[Saved entries]
+ + +
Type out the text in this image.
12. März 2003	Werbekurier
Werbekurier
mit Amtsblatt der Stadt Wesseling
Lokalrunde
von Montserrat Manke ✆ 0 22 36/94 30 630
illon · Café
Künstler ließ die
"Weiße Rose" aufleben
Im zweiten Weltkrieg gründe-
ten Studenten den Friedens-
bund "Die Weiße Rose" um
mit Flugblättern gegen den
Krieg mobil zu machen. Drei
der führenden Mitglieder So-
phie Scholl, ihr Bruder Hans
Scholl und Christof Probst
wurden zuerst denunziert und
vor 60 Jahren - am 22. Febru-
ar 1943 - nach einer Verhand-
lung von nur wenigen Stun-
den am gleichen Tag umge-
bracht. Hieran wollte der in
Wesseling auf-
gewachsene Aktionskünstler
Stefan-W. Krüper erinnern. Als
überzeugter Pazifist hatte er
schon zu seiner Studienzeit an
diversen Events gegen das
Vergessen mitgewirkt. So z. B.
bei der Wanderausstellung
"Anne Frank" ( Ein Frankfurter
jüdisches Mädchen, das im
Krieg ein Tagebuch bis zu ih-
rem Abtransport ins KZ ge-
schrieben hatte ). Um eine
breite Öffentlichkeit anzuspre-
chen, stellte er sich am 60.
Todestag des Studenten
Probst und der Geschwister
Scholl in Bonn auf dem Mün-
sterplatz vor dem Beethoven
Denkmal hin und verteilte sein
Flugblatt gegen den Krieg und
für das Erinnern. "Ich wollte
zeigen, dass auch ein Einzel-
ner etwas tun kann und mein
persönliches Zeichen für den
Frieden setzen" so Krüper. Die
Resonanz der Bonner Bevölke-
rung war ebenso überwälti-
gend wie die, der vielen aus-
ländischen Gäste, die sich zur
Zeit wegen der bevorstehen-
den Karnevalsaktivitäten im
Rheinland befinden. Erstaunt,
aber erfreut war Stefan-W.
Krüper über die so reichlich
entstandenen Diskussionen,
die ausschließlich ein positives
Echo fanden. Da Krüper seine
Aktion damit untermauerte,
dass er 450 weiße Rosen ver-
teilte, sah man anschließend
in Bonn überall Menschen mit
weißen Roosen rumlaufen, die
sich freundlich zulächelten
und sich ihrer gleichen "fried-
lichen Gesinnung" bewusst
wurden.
+ + +
> [What this task involves]: Search the data above for lines holding "Krüper" and copy each of them.

> [The solution]:
Stefan-W. Krüper erinnern. Als
Frieden setzen" so Krüper. Die
Krüper über die so reichlich
Echo fanden. Da Krüper seine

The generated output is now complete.